[Records about charts and figures]
──────────────────────────────

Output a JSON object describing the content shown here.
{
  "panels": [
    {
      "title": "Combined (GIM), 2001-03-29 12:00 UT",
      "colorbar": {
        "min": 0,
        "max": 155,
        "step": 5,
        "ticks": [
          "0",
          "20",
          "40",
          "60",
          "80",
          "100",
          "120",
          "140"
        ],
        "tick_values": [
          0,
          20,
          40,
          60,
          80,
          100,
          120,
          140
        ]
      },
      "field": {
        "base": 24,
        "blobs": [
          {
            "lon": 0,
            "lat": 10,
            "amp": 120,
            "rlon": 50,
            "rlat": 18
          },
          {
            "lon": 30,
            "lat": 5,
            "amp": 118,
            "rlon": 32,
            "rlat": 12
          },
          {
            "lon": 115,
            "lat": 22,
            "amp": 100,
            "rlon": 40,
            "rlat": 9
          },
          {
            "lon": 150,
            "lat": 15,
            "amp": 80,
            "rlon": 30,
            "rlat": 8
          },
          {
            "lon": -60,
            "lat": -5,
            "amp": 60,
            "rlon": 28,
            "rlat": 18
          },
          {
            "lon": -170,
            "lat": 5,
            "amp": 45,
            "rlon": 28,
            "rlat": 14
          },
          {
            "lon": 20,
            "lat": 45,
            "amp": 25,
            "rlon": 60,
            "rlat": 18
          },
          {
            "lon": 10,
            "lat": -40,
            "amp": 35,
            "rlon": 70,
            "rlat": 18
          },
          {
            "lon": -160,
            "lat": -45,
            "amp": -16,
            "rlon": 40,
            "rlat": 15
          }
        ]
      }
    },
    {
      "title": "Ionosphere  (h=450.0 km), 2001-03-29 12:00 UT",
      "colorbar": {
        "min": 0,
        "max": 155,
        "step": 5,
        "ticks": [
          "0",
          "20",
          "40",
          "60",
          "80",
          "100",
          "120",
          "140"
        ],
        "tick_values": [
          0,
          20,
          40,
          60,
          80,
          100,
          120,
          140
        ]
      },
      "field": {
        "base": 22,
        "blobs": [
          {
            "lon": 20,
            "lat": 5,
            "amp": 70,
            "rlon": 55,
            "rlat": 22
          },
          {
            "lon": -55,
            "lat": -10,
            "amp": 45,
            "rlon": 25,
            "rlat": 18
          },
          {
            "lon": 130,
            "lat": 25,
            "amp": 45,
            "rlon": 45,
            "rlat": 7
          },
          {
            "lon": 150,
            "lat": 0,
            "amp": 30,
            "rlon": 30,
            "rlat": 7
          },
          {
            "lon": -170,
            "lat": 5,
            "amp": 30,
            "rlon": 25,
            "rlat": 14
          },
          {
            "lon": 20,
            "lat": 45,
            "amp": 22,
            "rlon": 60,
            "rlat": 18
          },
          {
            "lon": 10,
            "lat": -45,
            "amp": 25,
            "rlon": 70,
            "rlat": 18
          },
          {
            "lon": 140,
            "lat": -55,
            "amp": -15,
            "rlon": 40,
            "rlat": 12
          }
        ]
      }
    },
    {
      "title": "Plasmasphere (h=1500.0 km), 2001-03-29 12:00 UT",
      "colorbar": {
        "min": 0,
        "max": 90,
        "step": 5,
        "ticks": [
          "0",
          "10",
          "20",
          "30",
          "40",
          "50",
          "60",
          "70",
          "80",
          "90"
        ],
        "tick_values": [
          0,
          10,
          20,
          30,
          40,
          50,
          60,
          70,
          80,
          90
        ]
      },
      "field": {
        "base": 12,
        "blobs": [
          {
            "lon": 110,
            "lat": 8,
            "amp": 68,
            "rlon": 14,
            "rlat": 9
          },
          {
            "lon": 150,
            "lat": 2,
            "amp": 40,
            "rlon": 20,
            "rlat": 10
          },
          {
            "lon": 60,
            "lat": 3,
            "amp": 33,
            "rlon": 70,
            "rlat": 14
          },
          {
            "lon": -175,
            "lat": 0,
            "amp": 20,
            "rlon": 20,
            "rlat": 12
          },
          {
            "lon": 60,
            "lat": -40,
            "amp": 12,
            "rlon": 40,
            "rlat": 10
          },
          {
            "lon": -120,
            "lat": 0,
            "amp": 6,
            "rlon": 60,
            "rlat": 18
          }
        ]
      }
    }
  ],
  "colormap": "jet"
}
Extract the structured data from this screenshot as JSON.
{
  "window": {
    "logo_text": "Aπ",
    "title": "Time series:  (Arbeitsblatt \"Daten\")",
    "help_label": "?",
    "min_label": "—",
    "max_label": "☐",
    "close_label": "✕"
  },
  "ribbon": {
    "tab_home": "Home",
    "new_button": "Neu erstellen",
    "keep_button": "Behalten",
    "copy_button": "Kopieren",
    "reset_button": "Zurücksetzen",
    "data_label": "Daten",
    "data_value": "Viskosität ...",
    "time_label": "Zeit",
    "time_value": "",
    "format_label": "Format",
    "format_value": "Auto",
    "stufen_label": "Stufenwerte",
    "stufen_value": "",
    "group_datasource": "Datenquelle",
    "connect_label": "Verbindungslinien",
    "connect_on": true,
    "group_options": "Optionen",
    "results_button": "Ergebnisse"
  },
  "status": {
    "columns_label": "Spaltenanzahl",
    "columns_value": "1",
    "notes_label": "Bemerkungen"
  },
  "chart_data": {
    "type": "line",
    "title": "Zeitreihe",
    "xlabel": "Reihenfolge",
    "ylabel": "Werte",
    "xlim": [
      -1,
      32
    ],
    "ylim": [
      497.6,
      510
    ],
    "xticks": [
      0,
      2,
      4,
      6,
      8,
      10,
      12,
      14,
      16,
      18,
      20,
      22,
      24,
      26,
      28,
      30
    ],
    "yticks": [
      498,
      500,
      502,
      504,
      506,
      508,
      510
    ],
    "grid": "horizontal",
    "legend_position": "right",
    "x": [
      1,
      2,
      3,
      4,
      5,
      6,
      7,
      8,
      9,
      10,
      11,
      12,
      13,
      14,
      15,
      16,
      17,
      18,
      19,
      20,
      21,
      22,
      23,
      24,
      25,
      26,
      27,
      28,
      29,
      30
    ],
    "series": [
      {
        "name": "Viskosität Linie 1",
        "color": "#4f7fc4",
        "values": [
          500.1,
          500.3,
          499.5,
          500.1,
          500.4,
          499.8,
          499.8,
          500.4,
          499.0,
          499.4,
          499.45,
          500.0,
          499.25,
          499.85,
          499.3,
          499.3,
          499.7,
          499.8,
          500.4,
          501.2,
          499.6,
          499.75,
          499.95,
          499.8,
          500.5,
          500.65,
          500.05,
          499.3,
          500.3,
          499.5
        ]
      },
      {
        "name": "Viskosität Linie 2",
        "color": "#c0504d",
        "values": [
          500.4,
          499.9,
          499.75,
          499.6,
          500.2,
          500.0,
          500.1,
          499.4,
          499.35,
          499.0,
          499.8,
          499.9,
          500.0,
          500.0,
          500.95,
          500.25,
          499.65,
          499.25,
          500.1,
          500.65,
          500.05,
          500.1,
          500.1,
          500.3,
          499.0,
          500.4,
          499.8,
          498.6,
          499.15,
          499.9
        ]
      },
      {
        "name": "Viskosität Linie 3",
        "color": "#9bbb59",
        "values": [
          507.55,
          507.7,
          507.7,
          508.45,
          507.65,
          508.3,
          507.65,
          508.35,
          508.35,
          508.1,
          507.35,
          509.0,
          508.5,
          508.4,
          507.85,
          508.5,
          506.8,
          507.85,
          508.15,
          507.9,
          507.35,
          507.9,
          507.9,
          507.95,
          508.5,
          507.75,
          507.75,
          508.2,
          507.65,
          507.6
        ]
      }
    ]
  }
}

──────────────────────────────

Filter the data for the string "series" and copy every line that has it.

    "title": "Time series:  (Arbeitsblatt \"Daten\")",
    "series": [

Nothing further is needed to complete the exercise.